» **Records shown**:
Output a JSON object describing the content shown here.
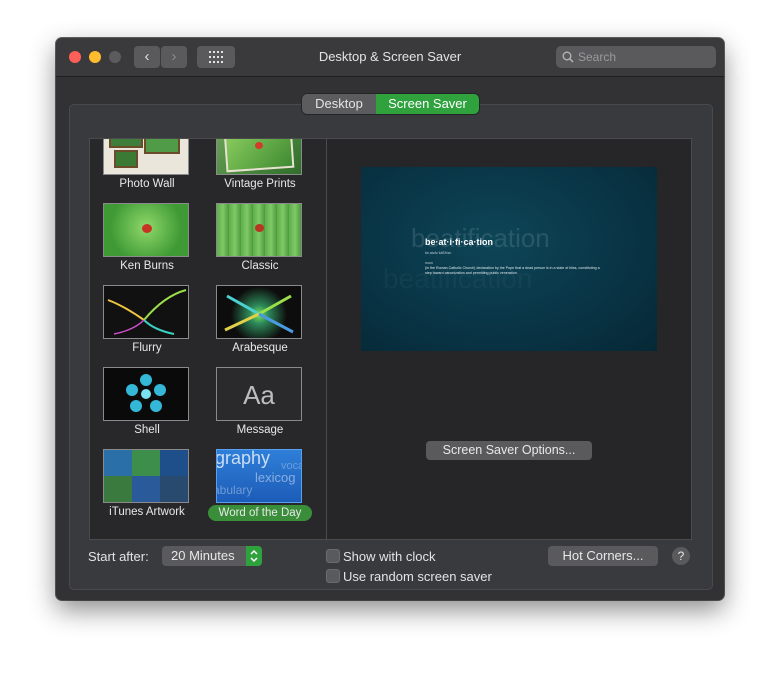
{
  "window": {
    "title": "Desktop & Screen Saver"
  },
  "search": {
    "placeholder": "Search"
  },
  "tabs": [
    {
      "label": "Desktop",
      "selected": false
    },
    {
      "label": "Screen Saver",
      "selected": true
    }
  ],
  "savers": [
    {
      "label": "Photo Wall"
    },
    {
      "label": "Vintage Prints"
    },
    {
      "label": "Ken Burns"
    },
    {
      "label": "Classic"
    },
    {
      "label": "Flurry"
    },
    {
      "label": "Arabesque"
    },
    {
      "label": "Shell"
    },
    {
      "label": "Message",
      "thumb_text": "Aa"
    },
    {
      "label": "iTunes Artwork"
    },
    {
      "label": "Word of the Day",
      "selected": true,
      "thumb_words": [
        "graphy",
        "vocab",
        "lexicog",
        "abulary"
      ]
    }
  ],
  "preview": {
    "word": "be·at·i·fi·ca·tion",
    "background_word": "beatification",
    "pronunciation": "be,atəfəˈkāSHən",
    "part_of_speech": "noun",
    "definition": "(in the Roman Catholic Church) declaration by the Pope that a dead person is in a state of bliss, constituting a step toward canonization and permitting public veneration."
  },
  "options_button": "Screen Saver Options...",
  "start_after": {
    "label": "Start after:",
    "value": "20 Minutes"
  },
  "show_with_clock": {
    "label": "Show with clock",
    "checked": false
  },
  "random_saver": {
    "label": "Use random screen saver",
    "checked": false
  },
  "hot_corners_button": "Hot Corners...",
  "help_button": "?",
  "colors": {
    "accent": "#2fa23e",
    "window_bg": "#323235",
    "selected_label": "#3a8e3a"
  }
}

» **Task statement**:
Restate each entry word for word, leaving out any pictures.

» **Output for this task**:
Output a JSON object describing the content shown here.
{
  "window": {
    "title": "Desktop & Screen Saver"
  },
  "search": {
    "placeholder": "Search"
  },
  "tabs": [
    {
      "label": "Desktop",
      "selected": false
    },
    {
      "label": "Screen Saver",
      "selected": true
    }
  ],
  "savers": [
    {
      "label": "Photo Wall"
    },
    {
      "label": "Vintage Prints"
    },
    {
      "label": "Ken Burns"
    },
    {
      "label": "Classic"
    },
    {
      "label": "Flurry"
    },
    {
      "label": "Arabesque"
    },
    {
      "label": "Shell"
    },
    {
      "label": "Message",
      "thumb_text": "Aa"
    },
    {
      "label": "iTunes Artwork"
    },
    {
      "label": "Word of the Day",
      "selected": true,
      "thumb_words": [
        "graphy",
        "vocab",
        "lexicog",
        "abulary"
      ]
    }
  ],
  "preview": {
    "word": "be·at·i·fi·ca·tion",
    "background_word": "beatification",
    "pronunciation": "be,atəfəˈkāSHən",
    "part_of_speech": "noun",
    "definition": "(in the Roman Catholic Church) declaration by the Pope that a dead person is in a state of bliss, constituting a step toward canonization and permitting public veneration."
  },
  "options_button": "Screen Saver Options...",
  "start_after": {
    "label": "Start after:",
    "value": "20 Minutes"
  },
  "show_with_clock": {
    "label": "Show with clock",
    "checked": false
  },
  "random_saver": {
    "label": "Use random screen saver",
    "checked": false
  },
  "hot_corners_button": "Hot Corners...",
  "help_button": "?",
  "colors": {
    "accent": "#2fa23e",
    "window_bg": "#323235",
    "selected_label": "#3a8e3a"
  }
}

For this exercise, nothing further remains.